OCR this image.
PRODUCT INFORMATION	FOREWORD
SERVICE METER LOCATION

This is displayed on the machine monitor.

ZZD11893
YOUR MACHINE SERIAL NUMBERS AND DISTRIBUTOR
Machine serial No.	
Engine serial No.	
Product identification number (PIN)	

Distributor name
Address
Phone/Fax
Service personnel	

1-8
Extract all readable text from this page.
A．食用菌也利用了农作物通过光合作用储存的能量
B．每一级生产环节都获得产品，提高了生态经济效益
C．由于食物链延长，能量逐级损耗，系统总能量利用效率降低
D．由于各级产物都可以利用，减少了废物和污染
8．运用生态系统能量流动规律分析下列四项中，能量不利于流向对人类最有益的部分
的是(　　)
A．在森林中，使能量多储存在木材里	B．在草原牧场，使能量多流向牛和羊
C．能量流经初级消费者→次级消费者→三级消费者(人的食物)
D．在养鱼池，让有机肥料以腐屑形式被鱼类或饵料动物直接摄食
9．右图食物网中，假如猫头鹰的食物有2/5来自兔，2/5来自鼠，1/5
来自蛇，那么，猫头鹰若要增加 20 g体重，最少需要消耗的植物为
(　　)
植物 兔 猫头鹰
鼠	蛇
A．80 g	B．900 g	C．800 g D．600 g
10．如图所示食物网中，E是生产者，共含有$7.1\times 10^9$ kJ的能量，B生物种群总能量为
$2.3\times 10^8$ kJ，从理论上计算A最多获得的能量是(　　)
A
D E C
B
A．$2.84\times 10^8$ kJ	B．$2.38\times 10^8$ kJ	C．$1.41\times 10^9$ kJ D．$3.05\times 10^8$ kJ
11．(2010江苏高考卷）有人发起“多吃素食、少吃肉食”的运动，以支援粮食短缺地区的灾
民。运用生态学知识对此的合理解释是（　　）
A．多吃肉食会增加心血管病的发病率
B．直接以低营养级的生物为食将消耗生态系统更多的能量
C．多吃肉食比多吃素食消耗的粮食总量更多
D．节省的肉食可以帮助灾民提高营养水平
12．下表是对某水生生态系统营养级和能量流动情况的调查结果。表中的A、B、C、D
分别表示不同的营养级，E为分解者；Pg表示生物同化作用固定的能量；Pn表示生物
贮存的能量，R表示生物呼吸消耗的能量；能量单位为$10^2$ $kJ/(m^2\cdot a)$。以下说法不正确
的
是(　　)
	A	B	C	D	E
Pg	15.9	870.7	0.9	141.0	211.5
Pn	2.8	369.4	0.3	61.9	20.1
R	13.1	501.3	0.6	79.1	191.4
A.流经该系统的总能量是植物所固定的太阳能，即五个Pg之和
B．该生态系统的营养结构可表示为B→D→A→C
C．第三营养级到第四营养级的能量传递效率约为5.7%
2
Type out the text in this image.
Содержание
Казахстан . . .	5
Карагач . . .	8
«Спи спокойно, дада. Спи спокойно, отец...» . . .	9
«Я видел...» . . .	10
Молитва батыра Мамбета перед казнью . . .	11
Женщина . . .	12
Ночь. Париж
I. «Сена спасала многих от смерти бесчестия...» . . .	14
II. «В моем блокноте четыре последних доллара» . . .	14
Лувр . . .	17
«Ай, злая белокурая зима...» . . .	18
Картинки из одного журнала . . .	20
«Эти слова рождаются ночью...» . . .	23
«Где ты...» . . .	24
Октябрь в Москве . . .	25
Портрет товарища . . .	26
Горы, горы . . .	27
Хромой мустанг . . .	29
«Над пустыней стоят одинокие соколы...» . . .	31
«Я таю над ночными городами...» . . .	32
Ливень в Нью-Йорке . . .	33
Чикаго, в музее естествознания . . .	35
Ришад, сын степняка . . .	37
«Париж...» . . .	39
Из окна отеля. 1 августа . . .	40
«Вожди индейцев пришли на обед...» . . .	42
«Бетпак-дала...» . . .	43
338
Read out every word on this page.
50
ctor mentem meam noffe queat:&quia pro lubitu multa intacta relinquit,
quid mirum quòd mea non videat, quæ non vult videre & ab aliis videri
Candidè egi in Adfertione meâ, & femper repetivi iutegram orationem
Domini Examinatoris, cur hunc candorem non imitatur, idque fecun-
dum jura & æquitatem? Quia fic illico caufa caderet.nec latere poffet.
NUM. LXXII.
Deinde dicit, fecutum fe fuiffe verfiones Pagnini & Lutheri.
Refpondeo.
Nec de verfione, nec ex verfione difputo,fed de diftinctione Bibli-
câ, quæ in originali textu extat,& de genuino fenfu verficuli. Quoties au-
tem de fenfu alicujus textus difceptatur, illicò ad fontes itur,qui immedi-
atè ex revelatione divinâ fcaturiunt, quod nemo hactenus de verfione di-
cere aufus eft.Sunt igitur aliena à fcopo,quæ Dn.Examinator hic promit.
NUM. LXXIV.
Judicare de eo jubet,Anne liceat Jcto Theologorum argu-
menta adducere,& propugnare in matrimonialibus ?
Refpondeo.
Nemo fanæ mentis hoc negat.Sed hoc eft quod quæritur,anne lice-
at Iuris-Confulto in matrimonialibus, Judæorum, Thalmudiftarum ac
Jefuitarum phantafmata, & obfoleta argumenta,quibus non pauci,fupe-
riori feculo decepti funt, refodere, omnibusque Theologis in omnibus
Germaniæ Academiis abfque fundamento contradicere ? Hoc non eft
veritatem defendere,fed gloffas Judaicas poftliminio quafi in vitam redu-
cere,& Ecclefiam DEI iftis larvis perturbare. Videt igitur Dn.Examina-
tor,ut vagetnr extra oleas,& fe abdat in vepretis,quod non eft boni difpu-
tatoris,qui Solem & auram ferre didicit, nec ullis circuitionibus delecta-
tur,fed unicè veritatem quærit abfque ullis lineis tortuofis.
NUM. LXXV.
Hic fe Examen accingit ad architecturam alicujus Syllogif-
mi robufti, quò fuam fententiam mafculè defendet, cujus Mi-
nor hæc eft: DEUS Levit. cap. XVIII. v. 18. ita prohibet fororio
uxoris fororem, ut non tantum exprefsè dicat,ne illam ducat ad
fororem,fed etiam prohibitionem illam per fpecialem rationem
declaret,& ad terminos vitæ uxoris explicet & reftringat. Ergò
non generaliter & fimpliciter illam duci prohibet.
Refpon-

• **WRITTEN TASK**: Search the records for the word "alicujus", then list every line that has it.

• **SOLUTION FOR THIS EXERCISE**:
tem de fenfu alicujus textus difceptatur, illicò ad fontes itur,qui immedi-
Hic fe Examen accingit ad architecturam alicujus Syllogif-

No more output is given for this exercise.